O objetivo deste estudo foi produzir um conjugado contendo anticorpos policlonais anti-Cryptosporidium parvum e padronizar a Reação de Imunofluorescência Direta (RID), para detecção de oocistos de C. parvum em amostras fecais de bezerros. Para produção de anticorpos policlonais anti-C. parvum, dois coelhos da raça Nova Zelândia foram imunizados com uma solução purificada de oocistos de C. parvum e adjuvante de Freund. A purificação da fração de imunoglobulina G (IgG) foi realizada por meio de precipitação em sulfato de amônio e cromatografia em coluna de DEAE celulose. A titulação dos anticorpos policlonais anti-C. parvum foi determinada por meio de ensaio imunoenzimático (ELISA). A fração IgG de coelho anti-C. parvum foi conjugada com isotiocianato de fluoresceína, e a padronização da RID foi feita utilizando-se várias diluições do conjugado, em lâminas positivas para C. parvum. Foi pesquisada também a presença de reatividade cruzada do conjugado anti-C. parvum com C. serpentis, C. andersoni, Escherichia coli, Eimeria sp. e Candida sp.. A produção do conjugado anti-C. parvum foi bem sucedida, sendo possível a padronização da RID para detecção de oocistos em fezes. Foi também observada reatividade cruzada dos anticorpos policlonais anti-C. parvum, com C. andersoni e C. serpentis.

■ Dados registrados:

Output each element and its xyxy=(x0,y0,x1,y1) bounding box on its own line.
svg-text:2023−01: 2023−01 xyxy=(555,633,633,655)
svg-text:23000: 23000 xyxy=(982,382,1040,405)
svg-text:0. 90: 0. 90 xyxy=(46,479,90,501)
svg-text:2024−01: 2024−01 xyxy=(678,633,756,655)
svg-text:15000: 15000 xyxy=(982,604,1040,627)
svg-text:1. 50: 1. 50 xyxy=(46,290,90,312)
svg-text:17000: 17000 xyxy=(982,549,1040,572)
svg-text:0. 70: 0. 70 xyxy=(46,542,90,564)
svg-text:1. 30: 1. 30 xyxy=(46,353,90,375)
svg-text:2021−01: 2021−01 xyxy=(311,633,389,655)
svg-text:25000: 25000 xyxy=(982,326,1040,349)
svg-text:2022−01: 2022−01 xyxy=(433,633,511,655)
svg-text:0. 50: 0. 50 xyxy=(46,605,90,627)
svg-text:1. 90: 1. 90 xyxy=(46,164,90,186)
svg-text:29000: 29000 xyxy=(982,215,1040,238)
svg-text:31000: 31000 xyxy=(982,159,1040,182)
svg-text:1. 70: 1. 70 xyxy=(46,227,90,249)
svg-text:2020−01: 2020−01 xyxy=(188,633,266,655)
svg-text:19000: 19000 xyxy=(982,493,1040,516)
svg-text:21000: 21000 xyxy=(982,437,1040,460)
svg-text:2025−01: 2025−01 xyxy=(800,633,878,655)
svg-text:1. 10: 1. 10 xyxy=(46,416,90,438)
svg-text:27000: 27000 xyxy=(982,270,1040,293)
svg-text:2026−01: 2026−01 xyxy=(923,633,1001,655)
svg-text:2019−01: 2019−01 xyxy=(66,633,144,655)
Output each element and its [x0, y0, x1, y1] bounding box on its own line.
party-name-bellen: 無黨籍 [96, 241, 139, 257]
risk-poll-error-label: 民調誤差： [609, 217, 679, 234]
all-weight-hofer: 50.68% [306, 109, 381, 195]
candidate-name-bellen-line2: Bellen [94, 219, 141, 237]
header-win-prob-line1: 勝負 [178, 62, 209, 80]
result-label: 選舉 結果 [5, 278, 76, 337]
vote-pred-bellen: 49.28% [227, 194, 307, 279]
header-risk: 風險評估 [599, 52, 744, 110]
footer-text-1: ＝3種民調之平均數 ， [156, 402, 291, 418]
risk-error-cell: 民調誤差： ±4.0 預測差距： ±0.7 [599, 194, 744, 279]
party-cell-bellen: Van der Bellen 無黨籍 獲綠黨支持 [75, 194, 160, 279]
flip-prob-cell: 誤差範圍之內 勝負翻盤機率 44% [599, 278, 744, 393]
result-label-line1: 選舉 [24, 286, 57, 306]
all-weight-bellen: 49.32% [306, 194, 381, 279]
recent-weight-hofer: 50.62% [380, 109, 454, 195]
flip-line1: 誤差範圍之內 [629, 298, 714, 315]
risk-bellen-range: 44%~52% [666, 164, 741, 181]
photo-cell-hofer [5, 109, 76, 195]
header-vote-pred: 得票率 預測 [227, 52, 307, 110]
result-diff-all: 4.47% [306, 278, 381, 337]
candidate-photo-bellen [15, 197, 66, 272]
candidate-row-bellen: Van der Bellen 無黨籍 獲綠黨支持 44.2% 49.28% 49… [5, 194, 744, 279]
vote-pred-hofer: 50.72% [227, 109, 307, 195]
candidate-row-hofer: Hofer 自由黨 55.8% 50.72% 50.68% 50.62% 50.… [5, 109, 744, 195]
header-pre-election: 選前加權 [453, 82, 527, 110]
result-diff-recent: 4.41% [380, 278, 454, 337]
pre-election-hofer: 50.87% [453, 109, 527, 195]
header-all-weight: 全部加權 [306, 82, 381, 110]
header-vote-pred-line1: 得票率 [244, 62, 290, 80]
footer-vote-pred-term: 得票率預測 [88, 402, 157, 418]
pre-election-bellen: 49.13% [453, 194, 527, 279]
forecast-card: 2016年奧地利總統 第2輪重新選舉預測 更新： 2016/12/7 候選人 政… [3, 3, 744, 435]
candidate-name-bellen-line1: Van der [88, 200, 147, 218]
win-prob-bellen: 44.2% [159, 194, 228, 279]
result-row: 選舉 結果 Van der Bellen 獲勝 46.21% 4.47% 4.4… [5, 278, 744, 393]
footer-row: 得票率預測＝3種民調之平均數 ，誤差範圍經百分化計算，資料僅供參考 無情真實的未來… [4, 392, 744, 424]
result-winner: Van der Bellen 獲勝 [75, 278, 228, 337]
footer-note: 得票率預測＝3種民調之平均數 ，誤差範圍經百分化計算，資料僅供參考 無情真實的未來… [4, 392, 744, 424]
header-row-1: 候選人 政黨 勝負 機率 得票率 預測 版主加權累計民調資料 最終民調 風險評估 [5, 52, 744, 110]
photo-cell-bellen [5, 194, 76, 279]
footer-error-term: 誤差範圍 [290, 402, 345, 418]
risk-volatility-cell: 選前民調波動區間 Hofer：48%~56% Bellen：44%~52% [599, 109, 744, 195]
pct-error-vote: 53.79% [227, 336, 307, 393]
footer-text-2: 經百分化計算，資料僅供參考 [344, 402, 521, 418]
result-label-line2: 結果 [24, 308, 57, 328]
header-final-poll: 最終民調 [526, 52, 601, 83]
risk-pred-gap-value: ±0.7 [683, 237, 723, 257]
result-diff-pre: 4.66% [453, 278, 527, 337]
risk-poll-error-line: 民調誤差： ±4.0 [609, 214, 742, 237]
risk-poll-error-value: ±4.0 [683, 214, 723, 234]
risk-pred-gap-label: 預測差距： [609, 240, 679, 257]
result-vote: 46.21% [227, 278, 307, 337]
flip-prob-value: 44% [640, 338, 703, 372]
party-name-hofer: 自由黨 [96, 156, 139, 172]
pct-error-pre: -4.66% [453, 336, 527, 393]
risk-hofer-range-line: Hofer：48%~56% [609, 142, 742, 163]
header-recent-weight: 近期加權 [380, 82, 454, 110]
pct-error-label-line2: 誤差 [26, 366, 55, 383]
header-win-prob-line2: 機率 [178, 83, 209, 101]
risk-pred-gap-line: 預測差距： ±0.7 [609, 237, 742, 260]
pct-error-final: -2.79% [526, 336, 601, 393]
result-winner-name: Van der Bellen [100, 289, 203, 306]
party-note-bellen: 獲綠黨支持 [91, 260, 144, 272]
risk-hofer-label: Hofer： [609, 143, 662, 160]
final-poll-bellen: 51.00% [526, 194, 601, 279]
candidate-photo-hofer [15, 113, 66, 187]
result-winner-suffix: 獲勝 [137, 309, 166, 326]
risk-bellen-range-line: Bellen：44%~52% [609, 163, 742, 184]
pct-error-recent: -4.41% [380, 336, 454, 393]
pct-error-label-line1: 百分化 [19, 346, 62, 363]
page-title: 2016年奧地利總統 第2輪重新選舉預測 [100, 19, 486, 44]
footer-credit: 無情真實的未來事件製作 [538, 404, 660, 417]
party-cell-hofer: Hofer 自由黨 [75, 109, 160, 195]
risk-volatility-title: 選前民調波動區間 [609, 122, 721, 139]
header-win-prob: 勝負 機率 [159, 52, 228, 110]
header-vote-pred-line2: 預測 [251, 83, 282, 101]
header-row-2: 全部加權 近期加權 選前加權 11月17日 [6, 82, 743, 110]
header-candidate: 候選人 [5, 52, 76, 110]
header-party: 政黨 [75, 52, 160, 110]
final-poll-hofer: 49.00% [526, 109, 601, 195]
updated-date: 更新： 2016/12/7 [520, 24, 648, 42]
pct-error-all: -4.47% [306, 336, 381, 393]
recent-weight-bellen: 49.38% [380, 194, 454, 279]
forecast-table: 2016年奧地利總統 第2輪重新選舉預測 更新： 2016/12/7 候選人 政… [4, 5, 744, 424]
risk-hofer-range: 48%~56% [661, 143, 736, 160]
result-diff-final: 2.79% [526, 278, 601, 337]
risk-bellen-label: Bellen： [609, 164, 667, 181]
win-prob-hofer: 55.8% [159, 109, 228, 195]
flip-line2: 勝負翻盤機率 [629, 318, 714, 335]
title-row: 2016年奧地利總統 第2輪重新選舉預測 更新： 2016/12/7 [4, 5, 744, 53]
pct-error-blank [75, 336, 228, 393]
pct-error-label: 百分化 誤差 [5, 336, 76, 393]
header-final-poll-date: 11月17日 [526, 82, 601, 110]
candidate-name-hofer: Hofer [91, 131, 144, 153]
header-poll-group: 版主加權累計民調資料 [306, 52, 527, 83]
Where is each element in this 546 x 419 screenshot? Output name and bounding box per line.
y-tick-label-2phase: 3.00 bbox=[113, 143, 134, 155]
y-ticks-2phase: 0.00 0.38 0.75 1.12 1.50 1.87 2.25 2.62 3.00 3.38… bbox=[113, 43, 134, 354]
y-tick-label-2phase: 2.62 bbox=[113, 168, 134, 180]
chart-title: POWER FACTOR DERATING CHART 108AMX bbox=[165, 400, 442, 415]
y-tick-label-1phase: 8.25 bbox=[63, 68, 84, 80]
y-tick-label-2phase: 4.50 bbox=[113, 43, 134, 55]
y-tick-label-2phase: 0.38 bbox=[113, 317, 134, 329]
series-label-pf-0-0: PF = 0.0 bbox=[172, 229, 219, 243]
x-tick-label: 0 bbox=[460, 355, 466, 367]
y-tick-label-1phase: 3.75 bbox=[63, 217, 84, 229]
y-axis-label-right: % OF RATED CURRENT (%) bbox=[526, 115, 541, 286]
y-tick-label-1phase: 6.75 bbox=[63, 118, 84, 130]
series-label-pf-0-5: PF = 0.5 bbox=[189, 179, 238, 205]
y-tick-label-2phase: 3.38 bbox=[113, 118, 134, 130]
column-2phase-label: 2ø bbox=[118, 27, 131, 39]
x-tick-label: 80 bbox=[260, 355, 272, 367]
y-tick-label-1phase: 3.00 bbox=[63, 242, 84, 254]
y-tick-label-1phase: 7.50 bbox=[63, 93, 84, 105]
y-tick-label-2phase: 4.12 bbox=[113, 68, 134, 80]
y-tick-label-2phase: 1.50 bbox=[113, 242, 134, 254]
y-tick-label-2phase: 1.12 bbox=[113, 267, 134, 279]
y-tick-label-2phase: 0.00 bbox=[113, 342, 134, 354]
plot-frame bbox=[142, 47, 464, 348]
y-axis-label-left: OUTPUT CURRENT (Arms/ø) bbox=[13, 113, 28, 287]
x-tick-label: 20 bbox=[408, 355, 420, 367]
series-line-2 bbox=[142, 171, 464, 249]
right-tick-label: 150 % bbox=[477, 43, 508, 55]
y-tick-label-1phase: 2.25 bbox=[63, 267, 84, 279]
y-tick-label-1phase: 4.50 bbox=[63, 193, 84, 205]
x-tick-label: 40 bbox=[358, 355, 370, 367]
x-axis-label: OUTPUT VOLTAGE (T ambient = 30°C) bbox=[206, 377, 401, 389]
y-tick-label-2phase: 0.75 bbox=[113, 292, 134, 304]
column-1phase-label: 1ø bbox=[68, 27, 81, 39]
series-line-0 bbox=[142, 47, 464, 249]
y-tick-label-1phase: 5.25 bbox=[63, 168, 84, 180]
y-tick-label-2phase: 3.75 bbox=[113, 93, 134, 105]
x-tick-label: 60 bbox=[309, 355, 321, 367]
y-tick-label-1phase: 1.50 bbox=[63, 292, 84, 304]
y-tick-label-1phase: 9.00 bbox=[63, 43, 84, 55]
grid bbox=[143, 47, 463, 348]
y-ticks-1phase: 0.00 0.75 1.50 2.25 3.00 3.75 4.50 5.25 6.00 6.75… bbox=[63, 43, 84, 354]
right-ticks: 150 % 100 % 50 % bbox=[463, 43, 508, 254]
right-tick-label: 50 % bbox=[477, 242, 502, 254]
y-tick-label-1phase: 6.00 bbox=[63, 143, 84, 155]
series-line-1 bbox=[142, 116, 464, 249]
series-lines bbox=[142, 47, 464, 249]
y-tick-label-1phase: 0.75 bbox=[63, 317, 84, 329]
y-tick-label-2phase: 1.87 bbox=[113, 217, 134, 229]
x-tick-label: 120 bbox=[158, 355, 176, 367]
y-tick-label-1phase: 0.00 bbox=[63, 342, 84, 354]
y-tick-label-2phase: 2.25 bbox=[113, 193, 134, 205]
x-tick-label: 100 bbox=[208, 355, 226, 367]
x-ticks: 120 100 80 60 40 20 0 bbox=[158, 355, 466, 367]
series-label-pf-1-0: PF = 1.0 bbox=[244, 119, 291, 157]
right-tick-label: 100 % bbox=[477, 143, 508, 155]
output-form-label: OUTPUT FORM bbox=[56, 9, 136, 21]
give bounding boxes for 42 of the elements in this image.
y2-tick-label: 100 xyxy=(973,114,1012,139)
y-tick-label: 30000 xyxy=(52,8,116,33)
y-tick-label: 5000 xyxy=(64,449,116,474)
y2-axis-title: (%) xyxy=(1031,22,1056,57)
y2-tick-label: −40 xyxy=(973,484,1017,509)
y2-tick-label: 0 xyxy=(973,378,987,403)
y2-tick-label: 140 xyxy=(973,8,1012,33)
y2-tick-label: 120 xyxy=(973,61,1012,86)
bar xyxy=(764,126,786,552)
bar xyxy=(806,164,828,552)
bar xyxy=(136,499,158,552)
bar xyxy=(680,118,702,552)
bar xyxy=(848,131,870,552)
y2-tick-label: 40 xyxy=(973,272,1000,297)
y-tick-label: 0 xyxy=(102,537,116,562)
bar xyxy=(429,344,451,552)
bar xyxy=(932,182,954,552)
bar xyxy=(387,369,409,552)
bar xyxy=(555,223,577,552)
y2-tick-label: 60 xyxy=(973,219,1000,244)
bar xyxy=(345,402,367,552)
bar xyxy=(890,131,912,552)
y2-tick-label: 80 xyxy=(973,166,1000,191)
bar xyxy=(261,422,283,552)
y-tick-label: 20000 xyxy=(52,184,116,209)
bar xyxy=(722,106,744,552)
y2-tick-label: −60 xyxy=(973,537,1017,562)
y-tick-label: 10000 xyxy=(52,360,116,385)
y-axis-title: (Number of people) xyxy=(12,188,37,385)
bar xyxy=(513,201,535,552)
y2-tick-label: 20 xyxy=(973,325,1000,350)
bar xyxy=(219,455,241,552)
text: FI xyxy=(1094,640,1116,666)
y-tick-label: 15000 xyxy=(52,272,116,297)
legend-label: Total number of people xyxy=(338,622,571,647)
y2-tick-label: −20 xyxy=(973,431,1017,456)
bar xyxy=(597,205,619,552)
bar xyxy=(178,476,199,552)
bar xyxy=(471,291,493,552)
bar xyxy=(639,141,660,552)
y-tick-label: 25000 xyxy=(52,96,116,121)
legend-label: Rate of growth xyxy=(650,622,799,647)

■ Ordem de serviço:
Responda com base no trecho sobre o conjugado anti-C. parvum:
1. De que raça eram os coelhos imunizados?
2. Por meio de qual ensaio foi determinada a titulação dos anticorpos policlonais?
3. Com quais espécies foi observada reatividade cruzada dos anticorpos?
Os registros são um material à parte, sem relação com o trecho.

■ Resposta da tarefa:
1. Nova Zelândia.
2. Ensaio imunoenzimático (ELISA).
3. C. andersoni e C. serpentis.